Challenge —
The records that follow are to be repeated exactly, with the pictures removed.

++++ Extracted entries

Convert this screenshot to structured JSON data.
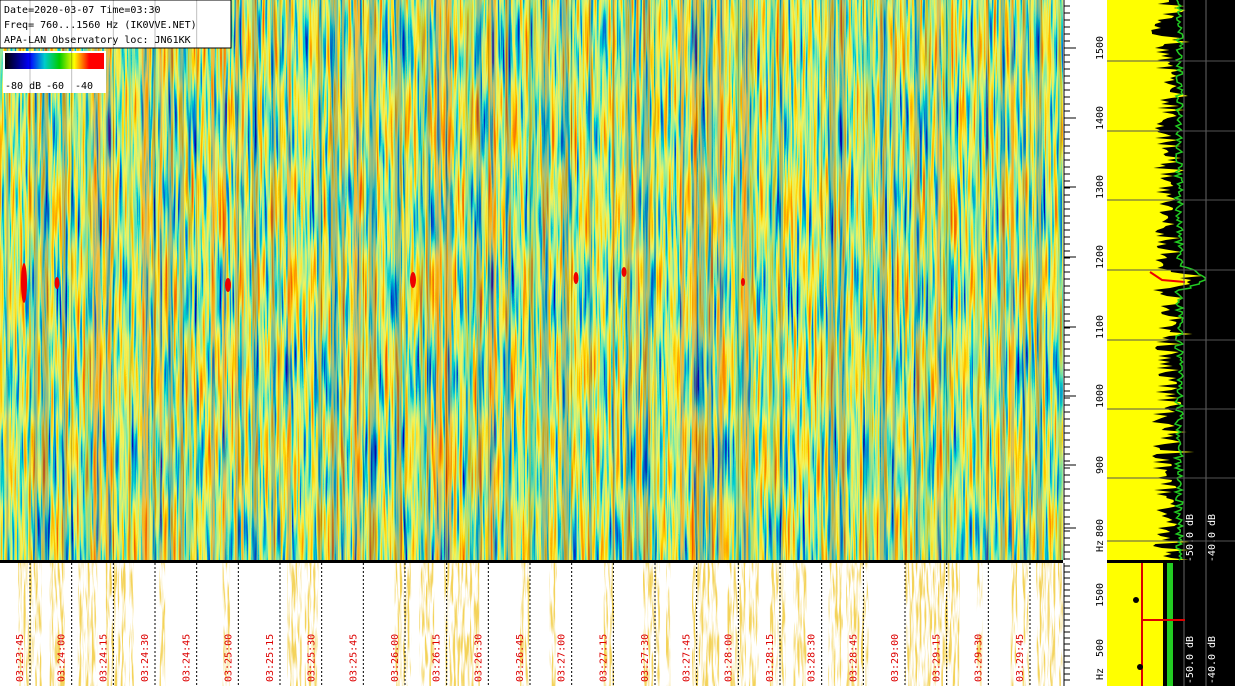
{
  "header": {
    "lines": [
      "Date=2020-03-07 Time=03:30",
      "Freq= 760...1560 Hz (IK0VVE.NET)",
      "APA-LAN Observatory loc: JN61KK"
    ]
  },
  "colorbar": {
    "labels": [
      "-80 dB",
      "-60",
      "-40"
    ]
  },
  "freq_axis": {
    "ticks": [
      "1500",
      "1400",
      "1300",
      "1200",
      "1100",
      "1000",
      "900",
      "800"
    ],
    "unit": "Hz"
  },
  "spectrum": {
    "labels": [
      "-50.0 dB",
      "-40.0 dB"
    ]
  },
  "time_axis": {
    "labels": [
      "03:23:45",
      "03:24:00",
      "03:24:15",
      "03:24:30",
      "03:24:45",
      "03:25:00",
      "03:25:15",
      "03:25:30",
      "03:25:45",
      "03:26:00",
      "03:26:15",
      "03:26:30",
      "03:26:45",
      "03:27:00",
      "03:27:15",
      "03:27:30",
      "03:27:45",
      "03:28:00",
      "03:28:15",
      "03:28:30",
      "03:28:45",
      "03:29:00",
      "03:29:15",
      "03:29:30",
      "03:29:45"
    ]
  },
  "bottom_freq_axis": {
    "ticks": [
      "1500",
      "500"
    ],
    "unit": "Hz"
  },
  "bottom_spectrum": {
    "labels": [
      "-50.0 dB",
      "-40.0 dB"
    ]
  }
}
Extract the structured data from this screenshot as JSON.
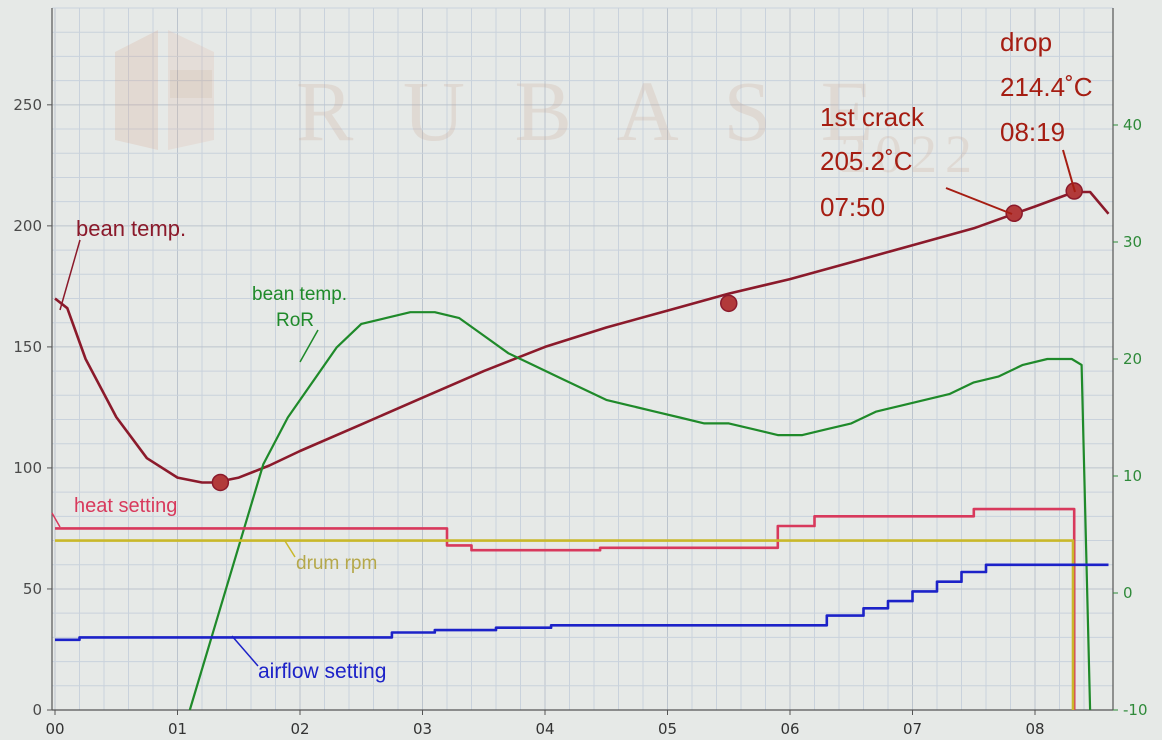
{
  "watermark": {
    "text": "R U B A S E",
    "year": "2022"
  },
  "chart_data": {
    "type": "line",
    "x_unit": "min",
    "x_ticks": [
      "00",
      "01",
      "02",
      "03",
      "04",
      "05",
      "06",
      "07",
      "08"
    ],
    "xlim": [
      0,
      8.6
    ],
    "y_left": {
      "ylim": [
        0,
        290
      ],
      "ticks": [
        "0",
        "50",
        "100",
        "150",
        "200",
        "250"
      ],
      "tick_values": [
        0,
        50,
        100,
        150,
        200,
        250
      ]
    },
    "y_right": {
      "ylim": [
        -10,
        50
      ],
      "ticks": [
        "-10",
        "0",
        "10",
        "20",
        "30",
        "40"
      ],
      "tick_values": [
        -10,
        0,
        10,
        20,
        30,
        40
      ]
    },
    "grid": true,
    "series": [
      {
        "name": "bean temp.",
        "axis": "left",
        "color": "#8b1a2b",
        "x": [
          0,
          0.1,
          0.25,
          0.5,
          0.75,
          1.0,
          1.2,
          1.3,
          1.5,
          1.75,
          2.0,
          2.5,
          3.0,
          3.5,
          4.0,
          4.5,
          5.0,
          5.5,
          6.0,
          6.5,
          7.0,
          7.5,
          7.83,
          8.0,
          8.32,
          8.45,
          8.6
        ],
        "y": [
          170,
          166,
          145,
          121,
          104,
          96,
          94,
          94,
          96,
          101,
          107,
          118,
          129,
          140,
          150,
          158,
          165,
          172,
          178,
          185,
          192,
          199,
          205,
          208,
          214,
          214,
          205
        ]
      },
      {
        "name": "bean temp. RoR",
        "axis": "right",
        "color": "#1f8a2a",
        "x": [
          1.1,
          1.3,
          1.5,
          1.7,
          1.9,
          2.1,
          2.3,
          2.5,
          2.7,
          2.9,
          3.1,
          3.3,
          3.5,
          3.7,
          3.9,
          4.1,
          4.3,
          4.5,
          4.7,
          4.9,
          5.1,
          5.3,
          5.5,
          5.7,
          5.9,
          6.1,
          6.3,
          6.5,
          6.7,
          6.9,
          7.1,
          7.3,
          7.5,
          7.7,
          7.9,
          8.1,
          8.3,
          8.38,
          8.45
        ],
        "y": [
          -10,
          -3,
          4,
          11,
          15,
          18,
          21,
          23,
          23.5,
          24,
          24,
          23.5,
          22,
          20.5,
          19.5,
          18.5,
          17.5,
          16.5,
          16,
          15.5,
          15,
          14.5,
          14.5,
          14,
          13.5,
          13.5,
          14,
          14.5,
          15.5,
          16,
          16.5,
          17,
          18,
          18.5,
          19.5,
          20,
          20,
          19.5,
          -10
        ]
      },
      {
        "name": "heat setting",
        "axis": "left",
        "color": "#d8395c",
        "x": [
          0,
          3.15,
          3.2,
          3.4,
          4.4,
          4.45,
          5.85,
          5.9,
          6.15,
          6.2,
          7.45,
          7.5,
          8.3,
          8.32
        ],
        "y": [
          75,
          75,
          68,
          66,
          66,
          67,
          67,
          76,
          76,
          80,
          80,
          83,
          83,
          0
        ]
      },
      {
        "name": "drum rpm",
        "axis": "left",
        "color": "#c9b82a",
        "x": [
          0,
          8.3,
          8.31
        ],
        "y": [
          70,
          70,
          0
        ]
      },
      {
        "name": "airflow setting",
        "axis": "left",
        "color": "#1c22c8",
        "x": [
          0,
          0.2,
          2.7,
          2.75,
          3.1,
          3.6,
          4.05,
          6.0,
          6.3,
          6.6,
          6.8,
          7.0,
          7.2,
          7.4,
          7.6,
          8.6
        ],
        "y": [
          29,
          30,
          30,
          32,
          33,
          34,
          35,
          35,
          39,
          42,
          45,
          49,
          53,
          57,
          60,
          60
        ]
      }
    ],
    "markers": [
      {
        "x": 1.35,
        "y": 94,
        "axis": "left"
      },
      {
        "x": 5.5,
        "y": 168,
        "axis": "left"
      },
      {
        "x": 7.83,
        "y": 205.2,
        "axis": "left"
      },
      {
        "x": 8.32,
        "y": 214.4,
        "axis": "left"
      }
    ],
    "annotations": {
      "bean_temp": "bean temp.",
      "ror_line1": "bean temp.",
      "ror_line2": "RoR",
      "heat": "heat setting",
      "drum": "drum rpm",
      "airflow": "airflow setting",
      "first_crack_title": "1st crack",
      "first_crack_temp": "205.2˚C",
      "first_crack_time": "07:50",
      "drop_title": "drop",
      "drop_temp": "214.4˚C",
      "drop_time": "08:19"
    }
  }
}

++++++++

Solution for this problem —
Convert this screenshot to structured JSON data.
{
  "header": {
    "lines": [
      "Date=2020-03-07 Time=03:30",
      "Freq= 760...1560 Hz (IK0VVE.NET)",
      "APA-LAN Observatory loc: JN61KK"
    ]
  },
  "colorbar": {
    "labels": [
      "-80 dB",
      "-60",
      "-40"
    ]
  },
  "freq_axis": {
    "ticks": [
      "1500",
      "1400",
      "1300",
      "1200",
      "1100",
      "1000",
      "900",
      "800"
    ],
    "unit": "Hz"
  },
  "spectrum": {
    "labels": [
      "-50.0 dB",
      "-40.0 dB"
    ]
  },
  "time_axis": {
    "labels": [
      "03:23:45",
      "03:24:00",
      "03:24:15",
      "03:24:30",
      "03:24:45",
      "03:25:00",
      "03:25:15",
      "03:25:30",
      "03:25:45",
      "03:26:00",
      "03:26:15",
      "03:26:30",
      "03:26:45",
      "03:27:00",
      "03:27:15",
      "03:27:30",
      "03:27:45",
      "03:28:00",
      "03:28:15",
      "03:28:30",
      "03:28:45",
      "03:29:00",
      "03:29:15",
      "03:29:30",
      "03:29:45"
    ]
  },
  "bottom_freq_axis": {
    "ticks": [
      "1500",
      "500"
    ],
    "unit": "Hz"
  },
  "bottom_spectrum": {
    "labels": [
      "-50.0 dB",
      "-40.0 dB"
    ]
  }
}
Extract the structured data from this screenshot as JSON.
{
  "watermark": {
    "text": "R U B A S E",
    "year": "2022"
  },
  "chart_data": {
    "type": "line",
    "x_unit": "min",
    "x_ticks": [
      "00",
      "01",
      "02",
      "03",
      "04",
      "05",
      "06",
      "07",
      "08"
    ],
    "xlim": [
      0,
      8.6
    ],
    "y_left": {
      "ylim": [
        0,
        290
      ],
      "ticks": [
        "0",
        "50",
        "100",
        "150",
        "200",
        "250"
      ],
      "tick_values": [
        0,
        50,
        100,
        150,
        200,
        250
      ]
    },
    "y_right": {
      "ylim": [
        -10,
        50
      ],
      "ticks": [
        "-10",
        "0",
        "10",
        "20",
        "30",
        "40"
      ],
      "tick_values": [
        -10,
        0,
        10,
        20,
        30,
        40
      ]
    },
    "grid": true,
    "series": [
      {
        "name": "bean temp.",
        "axis": "left",
        "color": "#8b1a2b",
        "x": [
          0,
          0.1,
          0.25,
          0.5,
          0.75,
          1.0,
          1.2,
          1.3,
          1.5,
          1.75,
          2.0,
          2.5,
          3.0,
          3.5,
          4.0,
          4.5,
          5.0,
          5.5,
          6.0,
          6.5,
          7.0,
          7.5,
          7.83,
          8.0,
          8.32,
          8.45,
          8.6
        ],
        "y": [
          170,
          166,
          145,
          121,
          104,
          96,
          94,
          94,
          96,
          101,
          107,
          118,
          129,
          140,
          150,
          158,
          165,
          172,
          178,
          185,
          192,
          199,
          205,
          208,
          214,
          214,
          205
        ]
      },
      {
        "name": "bean temp. RoR",
        "axis": "right",
        "color": "#1f8a2a",
        "x": [
          1.1,
          1.3,
          1.5,
          1.7,
          1.9,
          2.1,
          2.3,
          2.5,
          2.7,
          2.9,
          3.1,
          3.3,
          3.5,
          3.7,
          3.9,
          4.1,
          4.3,
          4.5,
          4.7,
          4.9,
          5.1,
          5.3,
          5.5,
          5.7,
          5.9,
          6.1,
          6.3,
          6.5,
          6.7,
          6.9,
          7.1,
          7.3,
          7.5,
          7.7,
          7.9,
          8.1,
          8.3,
          8.38,
          8.45
        ],
        "y": [
          -10,
          -3,
          4,
          11,
          15,
          18,
          21,
          23,
          23.5,
          24,
          24,
          23.5,
          22,
          20.5,
          19.5,
          18.5,
          17.5,
          16.5,
          16,
          15.5,
          15,
          14.5,
          14.5,
          14,
          13.5,
          13.5,
          14,
          14.5,
          15.5,
          16,
          16.5,
          17,
          18,
          18.5,
          19.5,
          20,
          20,
          19.5,
          -10
        ]
      },
      {
        "name": "heat setting",
        "axis": "left",
        "color": "#d8395c",
        "x": [
          0,
          3.15,
          3.2,
          3.4,
          4.4,
          4.45,
          5.85,
          5.9,
          6.15,
          6.2,
          7.45,
          7.5,
          8.3,
          8.32
        ],
        "y": [
          75,
          75,
          68,
          66,
          66,
          67,
          67,
          76,
          76,
          80,
          80,
          83,
          83,
          0
        ]
      },
      {
        "name": "drum rpm",
        "axis": "left",
        "color": "#c9b82a",
        "x": [
          0,
          8.3,
          8.31
        ],
        "y": [
          70,
          70,
          0
        ]
      },
      {
        "name": "airflow setting",
        "axis": "left",
        "color": "#1c22c8",
        "x": [
          0,
          0.2,
          2.7,
          2.75,
          3.1,
          3.6,
          4.05,
          6.0,
          6.3,
          6.6,
          6.8,
          7.0,
          7.2,
          7.4,
          7.6,
          8.6
        ],
        "y": [
          29,
          30,
          30,
          32,
          33,
          34,
          35,
          35,
          39,
          42,
          45,
          49,
          53,
          57,
          60,
          60
        ]
      }
    ],
    "markers": [
      {
        "x": 1.35,
        "y": 94,
        "axis": "left"
      },
      {
        "x": 5.5,
        "y": 168,
        "axis": "left"
      },
      {
        "x": 7.83,
        "y": 205.2,
        "axis": "left"
      },
      {
        "x": 8.32,
        "y": 214.4,
        "axis": "left"
      }
    ],
    "annotations": {
      "bean_temp": "bean temp.",
      "ror_line1": "bean temp.",
      "ror_line2": "RoR",
      "heat": "heat setting",
      "drum": "drum rpm",
      "airflow": "airflow setting",
      "first_crack_title": "1st crack",
      "first_crack_temp": "205.2˚C",
      "first_crack_time": "07:50",
      "drop_title": "drop",
      "drop_temp": "214.4˚C",
      "drop_time": "08:19"
    }
  }
}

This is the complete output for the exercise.